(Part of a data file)
** Begin **

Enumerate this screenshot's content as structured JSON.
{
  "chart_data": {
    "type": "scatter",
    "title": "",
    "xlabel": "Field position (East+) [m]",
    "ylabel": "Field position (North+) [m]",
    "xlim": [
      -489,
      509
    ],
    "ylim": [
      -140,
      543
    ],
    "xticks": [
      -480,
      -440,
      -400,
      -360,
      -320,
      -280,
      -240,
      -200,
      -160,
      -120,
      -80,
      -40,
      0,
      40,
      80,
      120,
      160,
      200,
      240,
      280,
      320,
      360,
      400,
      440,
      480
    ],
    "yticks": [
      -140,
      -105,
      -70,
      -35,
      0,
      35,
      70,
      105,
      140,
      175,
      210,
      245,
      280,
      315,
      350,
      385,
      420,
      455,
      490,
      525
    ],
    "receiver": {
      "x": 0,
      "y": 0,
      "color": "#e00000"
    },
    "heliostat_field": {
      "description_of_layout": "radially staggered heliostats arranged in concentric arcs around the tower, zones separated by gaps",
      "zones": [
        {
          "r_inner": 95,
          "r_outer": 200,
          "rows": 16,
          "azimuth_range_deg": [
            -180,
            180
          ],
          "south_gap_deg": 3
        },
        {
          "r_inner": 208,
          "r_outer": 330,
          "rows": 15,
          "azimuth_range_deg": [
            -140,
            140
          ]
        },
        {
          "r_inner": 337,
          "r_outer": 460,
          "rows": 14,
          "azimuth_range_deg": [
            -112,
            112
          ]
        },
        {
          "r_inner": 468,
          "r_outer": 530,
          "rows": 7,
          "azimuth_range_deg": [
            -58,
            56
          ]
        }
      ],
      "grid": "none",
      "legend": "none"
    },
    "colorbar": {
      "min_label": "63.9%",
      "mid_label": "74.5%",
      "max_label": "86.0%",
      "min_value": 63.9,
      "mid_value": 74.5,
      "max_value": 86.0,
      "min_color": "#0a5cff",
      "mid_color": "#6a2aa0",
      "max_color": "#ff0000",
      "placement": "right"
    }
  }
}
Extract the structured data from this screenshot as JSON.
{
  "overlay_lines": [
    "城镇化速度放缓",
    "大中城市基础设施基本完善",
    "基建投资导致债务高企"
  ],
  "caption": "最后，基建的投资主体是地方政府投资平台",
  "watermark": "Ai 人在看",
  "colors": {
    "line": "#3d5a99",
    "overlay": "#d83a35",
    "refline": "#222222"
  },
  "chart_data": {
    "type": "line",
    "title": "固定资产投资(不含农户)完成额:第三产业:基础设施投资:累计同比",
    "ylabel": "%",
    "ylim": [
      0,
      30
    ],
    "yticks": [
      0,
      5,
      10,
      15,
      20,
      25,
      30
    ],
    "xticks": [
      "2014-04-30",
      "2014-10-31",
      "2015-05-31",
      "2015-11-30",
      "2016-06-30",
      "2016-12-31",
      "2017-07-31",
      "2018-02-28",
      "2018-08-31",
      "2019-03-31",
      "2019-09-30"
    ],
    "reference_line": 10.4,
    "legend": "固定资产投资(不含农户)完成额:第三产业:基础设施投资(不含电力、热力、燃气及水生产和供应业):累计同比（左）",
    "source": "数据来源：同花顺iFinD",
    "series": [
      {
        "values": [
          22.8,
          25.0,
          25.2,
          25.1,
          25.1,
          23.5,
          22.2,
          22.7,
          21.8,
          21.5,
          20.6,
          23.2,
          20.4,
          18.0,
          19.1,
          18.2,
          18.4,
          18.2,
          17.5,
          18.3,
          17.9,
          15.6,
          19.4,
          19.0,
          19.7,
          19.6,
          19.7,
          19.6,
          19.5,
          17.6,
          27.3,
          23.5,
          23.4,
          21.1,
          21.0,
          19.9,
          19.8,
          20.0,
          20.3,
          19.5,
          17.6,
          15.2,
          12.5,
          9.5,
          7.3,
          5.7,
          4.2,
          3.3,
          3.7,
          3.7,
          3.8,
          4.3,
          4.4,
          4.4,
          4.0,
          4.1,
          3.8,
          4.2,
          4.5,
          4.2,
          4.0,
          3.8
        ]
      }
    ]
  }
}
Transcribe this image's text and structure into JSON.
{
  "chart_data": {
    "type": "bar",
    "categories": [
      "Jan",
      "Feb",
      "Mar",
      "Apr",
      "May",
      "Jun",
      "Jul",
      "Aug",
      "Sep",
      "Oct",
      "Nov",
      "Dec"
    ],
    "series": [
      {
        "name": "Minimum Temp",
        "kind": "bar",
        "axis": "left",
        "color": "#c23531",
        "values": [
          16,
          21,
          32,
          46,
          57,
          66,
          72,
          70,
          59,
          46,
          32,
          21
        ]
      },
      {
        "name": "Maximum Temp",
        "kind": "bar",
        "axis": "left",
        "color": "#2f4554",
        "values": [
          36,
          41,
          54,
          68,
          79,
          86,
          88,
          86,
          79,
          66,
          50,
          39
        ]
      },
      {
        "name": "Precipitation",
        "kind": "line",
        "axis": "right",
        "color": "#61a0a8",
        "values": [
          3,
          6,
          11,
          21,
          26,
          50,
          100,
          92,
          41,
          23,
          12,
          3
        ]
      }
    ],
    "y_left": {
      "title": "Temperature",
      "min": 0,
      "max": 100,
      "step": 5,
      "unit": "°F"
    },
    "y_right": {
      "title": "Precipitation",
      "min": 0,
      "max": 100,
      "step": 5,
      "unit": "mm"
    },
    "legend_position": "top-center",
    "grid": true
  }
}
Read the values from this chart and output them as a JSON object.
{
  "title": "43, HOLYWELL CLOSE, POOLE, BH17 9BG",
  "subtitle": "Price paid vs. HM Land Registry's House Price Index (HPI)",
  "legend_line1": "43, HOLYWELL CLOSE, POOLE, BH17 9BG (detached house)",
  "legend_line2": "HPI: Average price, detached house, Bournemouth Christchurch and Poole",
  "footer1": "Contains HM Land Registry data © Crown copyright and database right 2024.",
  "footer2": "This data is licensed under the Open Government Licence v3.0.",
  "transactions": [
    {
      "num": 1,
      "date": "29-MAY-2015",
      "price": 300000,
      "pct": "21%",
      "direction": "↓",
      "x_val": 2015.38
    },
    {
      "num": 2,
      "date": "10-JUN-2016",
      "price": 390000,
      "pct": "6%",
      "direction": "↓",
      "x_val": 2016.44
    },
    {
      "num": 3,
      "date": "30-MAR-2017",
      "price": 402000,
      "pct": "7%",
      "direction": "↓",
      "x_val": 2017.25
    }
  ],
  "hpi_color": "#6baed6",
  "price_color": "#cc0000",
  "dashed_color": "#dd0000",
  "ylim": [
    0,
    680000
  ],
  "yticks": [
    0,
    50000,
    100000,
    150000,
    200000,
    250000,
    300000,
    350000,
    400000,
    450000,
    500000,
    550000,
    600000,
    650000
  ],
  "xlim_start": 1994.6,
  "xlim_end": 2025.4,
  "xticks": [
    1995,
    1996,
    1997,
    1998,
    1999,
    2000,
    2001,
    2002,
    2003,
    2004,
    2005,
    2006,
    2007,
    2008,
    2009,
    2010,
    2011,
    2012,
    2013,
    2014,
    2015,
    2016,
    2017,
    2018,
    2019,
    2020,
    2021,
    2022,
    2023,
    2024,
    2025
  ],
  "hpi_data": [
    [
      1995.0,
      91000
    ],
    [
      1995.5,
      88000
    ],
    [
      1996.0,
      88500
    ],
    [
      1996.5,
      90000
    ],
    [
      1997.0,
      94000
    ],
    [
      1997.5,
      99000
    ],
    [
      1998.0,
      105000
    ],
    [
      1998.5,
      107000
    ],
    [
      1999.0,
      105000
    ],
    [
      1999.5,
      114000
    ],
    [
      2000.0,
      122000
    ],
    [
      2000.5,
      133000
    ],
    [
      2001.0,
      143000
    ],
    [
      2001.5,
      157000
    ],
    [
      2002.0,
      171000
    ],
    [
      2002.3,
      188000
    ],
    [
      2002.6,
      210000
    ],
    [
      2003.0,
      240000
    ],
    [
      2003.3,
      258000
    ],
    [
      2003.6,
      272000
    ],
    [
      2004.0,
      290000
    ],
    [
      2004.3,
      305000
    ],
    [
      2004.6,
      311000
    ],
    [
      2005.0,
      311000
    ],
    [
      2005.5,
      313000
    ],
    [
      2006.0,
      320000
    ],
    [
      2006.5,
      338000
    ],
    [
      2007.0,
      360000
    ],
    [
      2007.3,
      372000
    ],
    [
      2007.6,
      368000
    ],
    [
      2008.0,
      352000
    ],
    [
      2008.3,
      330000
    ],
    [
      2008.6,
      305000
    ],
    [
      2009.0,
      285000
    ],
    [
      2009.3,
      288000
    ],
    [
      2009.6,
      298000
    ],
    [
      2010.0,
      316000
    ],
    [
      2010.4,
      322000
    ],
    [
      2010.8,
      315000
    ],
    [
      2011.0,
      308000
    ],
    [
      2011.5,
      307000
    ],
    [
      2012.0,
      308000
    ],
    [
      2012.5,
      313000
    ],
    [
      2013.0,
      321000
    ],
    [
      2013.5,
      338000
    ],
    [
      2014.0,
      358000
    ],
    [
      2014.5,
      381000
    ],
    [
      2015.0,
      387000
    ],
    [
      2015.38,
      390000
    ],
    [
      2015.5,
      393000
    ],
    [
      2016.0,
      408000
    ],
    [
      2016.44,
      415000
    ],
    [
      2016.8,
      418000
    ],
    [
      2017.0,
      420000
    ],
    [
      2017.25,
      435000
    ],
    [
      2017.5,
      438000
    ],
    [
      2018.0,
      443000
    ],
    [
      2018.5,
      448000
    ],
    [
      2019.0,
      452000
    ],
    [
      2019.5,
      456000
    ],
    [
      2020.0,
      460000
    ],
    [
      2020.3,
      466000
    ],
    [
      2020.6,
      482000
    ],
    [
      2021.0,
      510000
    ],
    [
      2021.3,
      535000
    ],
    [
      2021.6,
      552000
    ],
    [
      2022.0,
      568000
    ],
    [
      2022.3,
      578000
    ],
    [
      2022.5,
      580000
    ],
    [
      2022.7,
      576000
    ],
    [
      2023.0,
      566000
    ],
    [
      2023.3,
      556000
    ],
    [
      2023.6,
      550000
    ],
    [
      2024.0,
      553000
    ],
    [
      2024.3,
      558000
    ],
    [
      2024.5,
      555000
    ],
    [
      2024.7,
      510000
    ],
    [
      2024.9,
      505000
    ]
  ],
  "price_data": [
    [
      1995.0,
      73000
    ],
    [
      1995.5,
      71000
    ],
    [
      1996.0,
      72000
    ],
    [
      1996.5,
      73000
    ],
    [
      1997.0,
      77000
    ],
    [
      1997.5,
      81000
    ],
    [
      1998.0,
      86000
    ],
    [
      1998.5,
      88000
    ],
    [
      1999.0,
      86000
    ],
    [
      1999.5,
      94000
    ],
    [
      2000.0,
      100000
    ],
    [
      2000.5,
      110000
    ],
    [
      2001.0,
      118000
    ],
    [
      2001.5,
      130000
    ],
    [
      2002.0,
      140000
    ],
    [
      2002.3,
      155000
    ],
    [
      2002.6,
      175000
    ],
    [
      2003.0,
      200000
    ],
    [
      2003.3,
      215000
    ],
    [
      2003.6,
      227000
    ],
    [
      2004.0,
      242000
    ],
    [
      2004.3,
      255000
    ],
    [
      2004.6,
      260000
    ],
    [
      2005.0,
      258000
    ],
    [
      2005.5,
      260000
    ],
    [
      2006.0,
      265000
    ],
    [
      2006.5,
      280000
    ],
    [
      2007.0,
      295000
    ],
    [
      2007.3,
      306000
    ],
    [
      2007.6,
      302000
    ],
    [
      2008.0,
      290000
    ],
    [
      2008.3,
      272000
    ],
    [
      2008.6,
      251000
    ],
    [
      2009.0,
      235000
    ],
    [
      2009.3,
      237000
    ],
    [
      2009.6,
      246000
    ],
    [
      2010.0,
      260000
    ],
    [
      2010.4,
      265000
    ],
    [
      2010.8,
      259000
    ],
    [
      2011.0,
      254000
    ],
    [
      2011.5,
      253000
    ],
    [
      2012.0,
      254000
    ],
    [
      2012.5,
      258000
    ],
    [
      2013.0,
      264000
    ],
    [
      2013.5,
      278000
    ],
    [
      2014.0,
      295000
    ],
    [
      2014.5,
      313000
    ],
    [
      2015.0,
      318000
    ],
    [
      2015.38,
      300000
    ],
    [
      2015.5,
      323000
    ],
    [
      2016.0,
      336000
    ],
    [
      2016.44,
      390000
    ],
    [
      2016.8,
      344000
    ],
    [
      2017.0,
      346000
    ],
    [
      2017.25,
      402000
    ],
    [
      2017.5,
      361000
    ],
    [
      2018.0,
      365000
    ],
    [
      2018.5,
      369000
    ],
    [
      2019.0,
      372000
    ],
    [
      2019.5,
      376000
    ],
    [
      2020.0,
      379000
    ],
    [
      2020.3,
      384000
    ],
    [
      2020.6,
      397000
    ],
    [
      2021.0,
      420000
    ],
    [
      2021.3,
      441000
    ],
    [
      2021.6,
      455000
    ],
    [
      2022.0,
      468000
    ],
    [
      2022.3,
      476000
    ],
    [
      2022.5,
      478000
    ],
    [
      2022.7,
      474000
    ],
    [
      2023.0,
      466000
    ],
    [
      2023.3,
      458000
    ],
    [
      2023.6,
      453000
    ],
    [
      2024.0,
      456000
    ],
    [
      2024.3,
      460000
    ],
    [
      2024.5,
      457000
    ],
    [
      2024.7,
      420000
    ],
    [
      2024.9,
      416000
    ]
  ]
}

** End **

* **WHAT YOU SHOULD DO**
Count the lines in the records above that contain the word "Precipitation", and reply with only that number.

* **RESPONSE TO THE EXERCISE**
2